# Start of Supplied material

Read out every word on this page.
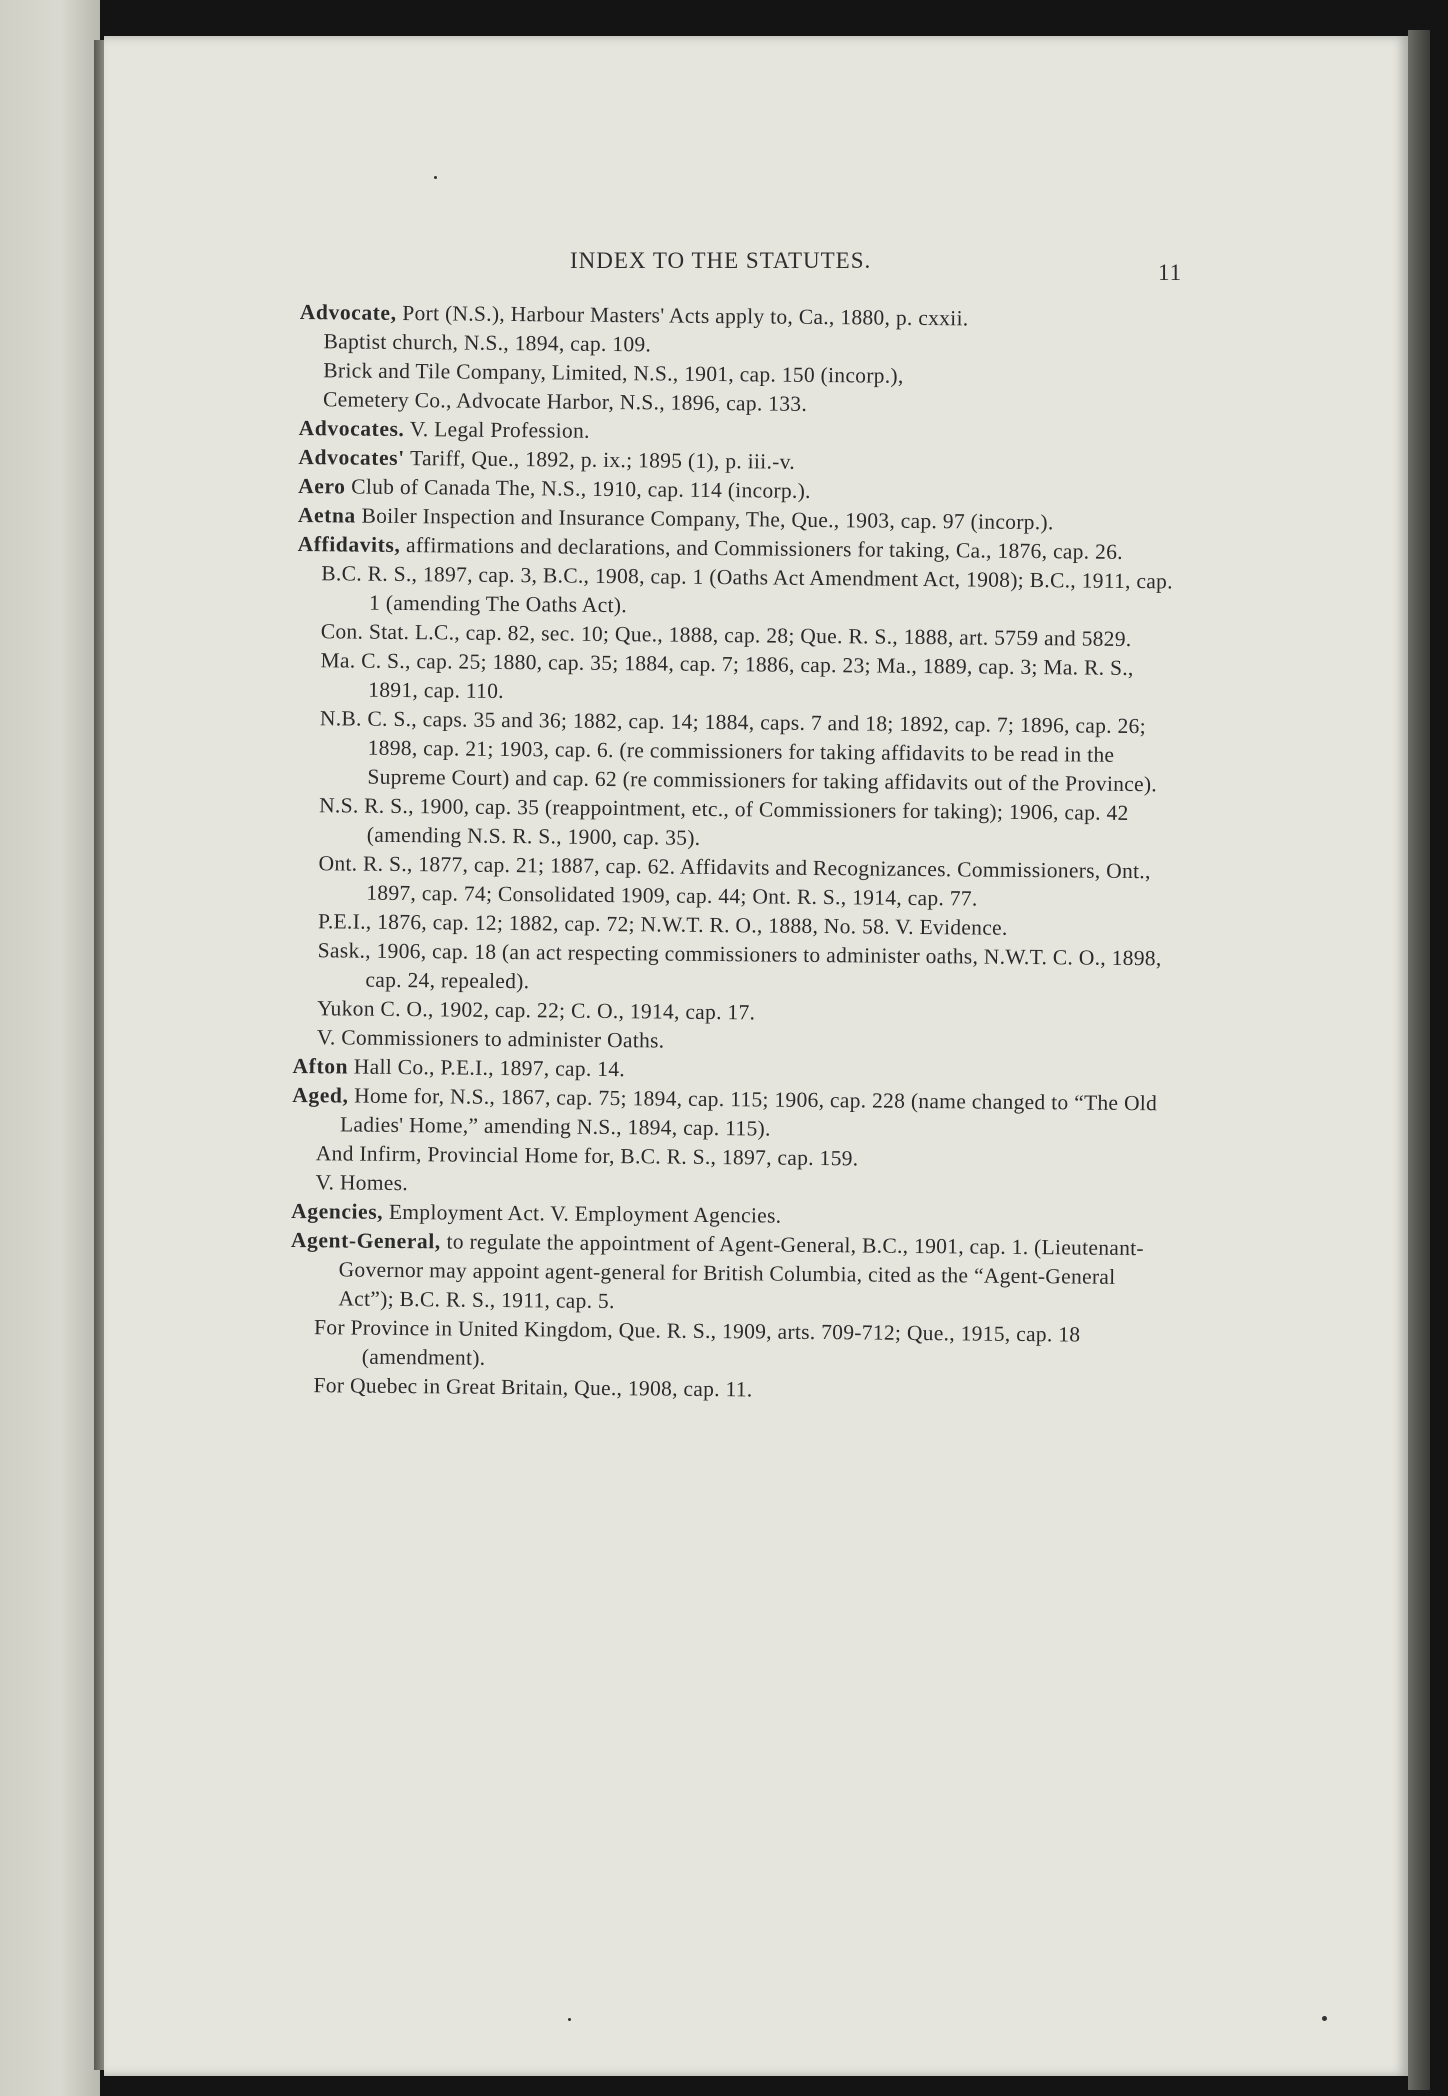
INDEX TO THE STATUTES.	11

Advocate, Port (N.S.), Harbour Masters' Acts apply to, Ca., 1880, p. cxxii.

Baptist church, N.S., 1894, cap. 109.

Brick and Tile Company, Limited, N.S., 1901, cap. 150 (incorp.),

Cemetery Co., Advocate Harbor, N.S., 1896, cap. 133.

Advocates. V. Legal Profession.

Advocates' Tariff, Que., 1892, p. ix.; 1895 (1), p. iii.-v.

Aero Club of Canada The, N.S., 1910, cap. 114 (incorp.).

Aetna Boiler Inspection and Insurance Company, The, Que., 1903, cap. 97 (incorp.).

Affidavits, affirmations and declarations, and Commissioners for taking, Ca., 1876, cap. 26.

B.C. R. S., 1897, cap. 3, B.C., 1908, cap. 1 (Oaths Act Amendment Act, 1908); B.C., 1911, cap. 1 (amending The Oaths Act).

Con. Stat. L.C., cap. 82, sec. 10; Que., 1888, cap. 28; Que. R. S., 1888, art. 5759 and 5829.

Ma. C. S., cap. 25; 1880, cap. 35; 1884, cap. 7; 1886, cap. 23; Ma., 1889, cap. 3; Ma. R. S., 1891, cap. 110.

N.B. C. S., caps. 35 and 36; 1882, cap. 14; 1884, caps. 7 and 18; 1892, cap. 7; 1896, cap. 26; 1898, cap. 21; 1903, cap. 6. (re commissioners for taking affidavits to be read in the Supreme Court) and cap. 62 (re commissioners for taking affidavits out of the Province).

N.S. R. S., 1900, cap. 35 (reappointment, etc., of Commissioners for taking); 1906, cap. 42 (amending N.S. R. S., 1900, cap. 35).

Ont. R. S., 1877, cap. 21; 1887, cap. 62. Affidavits and Recognizances. Commissioners, Ont., 1897, cap. 74; Consolidated 1909, cap. 44; Ont. R. S., 1914, cap. 77.

P.E.I., 1876, cap. 12; 1882, cap. 72; N.W.T. R. O., 1888, No. 58. V. Evidence.

Sask., 1906, cap. 18 (an act respecting commissioners to administer oaths, N.W.T. C. O., 1898, cap. 24, repealed).

Yukon C. O., 1902, cap. 22; C. O., 1914, cap. 17.

V. Commissioners to administer Oaths.

Afton Hall Co., P.E.I., 1897, cap. 14.

Aged, Home for, N.S., 1867, cap. 75; 1894, cap. 115; 1906, cap. 228 (name changed to “The Old Ladies' Home,” amending N.S., 1894, cap. 115).

And Infirm, Provincial Home for, B.C. R. S., 1897, cap. 159.

V. Homes.

Agencies, Employment Act. V. Employment Agencies.

Agent-General, to regulate the appointment of Agent-General, B.C., 1901, cap. 1. (Lieutenant-Governor may appoint agent-general for British Columbia, cited as the “Agent-General Act”); B.C. R. S., 1911, cap. 5.

For Province in United Kingdom, Que. R. S., 1909, arts. 709-712; Que., 1915, cap. 18 (amendment).

For Quebec in Great Britain, Que., 1908, cap. 11.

# End of Supplied material

** What the task asks **
Transcribe the full listing above exactly as it stands, minus the pictures.

** Response to this task **
Read out every word on this page.
INDEX TO THE STATUTES.	11

Advocate, Port (N.S.), Harbour Masters' Acts apply to, Ca., 1880, p. cxxii.

Baptist church, N.S., 1894, cap. 109.

Brick and Tile Company, Limited, N.S., 1901, cap. 150 (incorp.),

Cemetery Co., Advocate Harbor, N.S., 1896, cap. 133.

Advocates. V. Legal Profession.

Advocates' Tariff, Que., 1892, p. ix.; 1895 (1), p. iii.-v.

Aero Club of Canada The, N.S., 1910, cap. 114 (incorp.).

Aetna Boiler Inspection and Insurance Company, The, Que., 1903, cap. 97 (incorp.).

Affidavits, affirmations and declarations, and Commissioners for taking, Ca., 1876, cap. 26.

B.C. R. S., 1897, cap. 3, B.C., 1908, cap. 1 (Oaths Act Amendment Act, 1908); B.C., 1911, cap. 1 (amending The Oaths Act).

Con. Stat. L.C., cap. 82, sec. 10; Que., 1888, cap. 28; Que. R. S., 1888, art. 5759 and 5829.

Ma. C. S., cap. 25; 1880, cap. 35; 1884, cap. 7; 1886, cap. 23; Ma., 1889, cap. 3; Ma. R. S., 1891, cap. 110.

N.B. C. S., caps. 35 and 36; 1882, cap. 14; 1884, caps. 7 and 18; 1892, cap. 7; 1896, cap. 26; 1898, cap. 21; 1903, cap. 6. (re commissioners for taking affidavits to be read in the Supreme Court) and cap. 62 (re commissioners for taking affidavits out of the Province).

N.S. R. S., 1900, cap. 35 (reappointment, etc., of Commissioners for taking); 1906, cap. 42 (amending N.S. R. S., 1900, cap. 35).

Ont. R. S., 1877, cap. 21; 1887, cap. 62. Affidavits and Recognizances. Commissioners, Ont., 1897, cap. 74; Consolidated 1909, cap. 44; Ont. R. S., 1914, cap. 77.

P.E.I., 1876, cap. 12; 1882, cap. 72; N.W.T. R. O., 1888, No. 58. V. Evidence.

Sask., 1906, cap. 18 (an act respecting commissioners to administer oaths, N.W.T. C. O., 1898, cap. 24, repealed).

Yukon C. O., 1902, cap. 22; C. O., 1914, cap. 17.

V. Commissioners to administer Oaths.

Afton Hall Co., P.E.I., 1897, cap. 14.

Aged, Home for, N.S., 1867, cap. 75; 1894, cap. 115; 1906, cap. 228 (name changed to “The Old Ladies' Home,” amending N.S., 1894, cap. 115).

And Infirm, Provincial Home for, B.C. R. S., 1897, cap. 159.

V. Homes.

Agencies, Employment Act. V. Employment Agencies.

Agent-General, to regulate the appointment of Agent-General, B.C., 1901, cap. 1. (Lieutenant-Governor may appoint agent-general for British Columbia, cited as the “Agent-General Act”); B.C. R. S., 1911, cap. 5.

For Province in United Kingdom, Que. R. S., 1909, arts. 709-712; Que., 1915, cap. 18 (amendment).

For Quebec in Great Britain, Que., 1908, cap. 11.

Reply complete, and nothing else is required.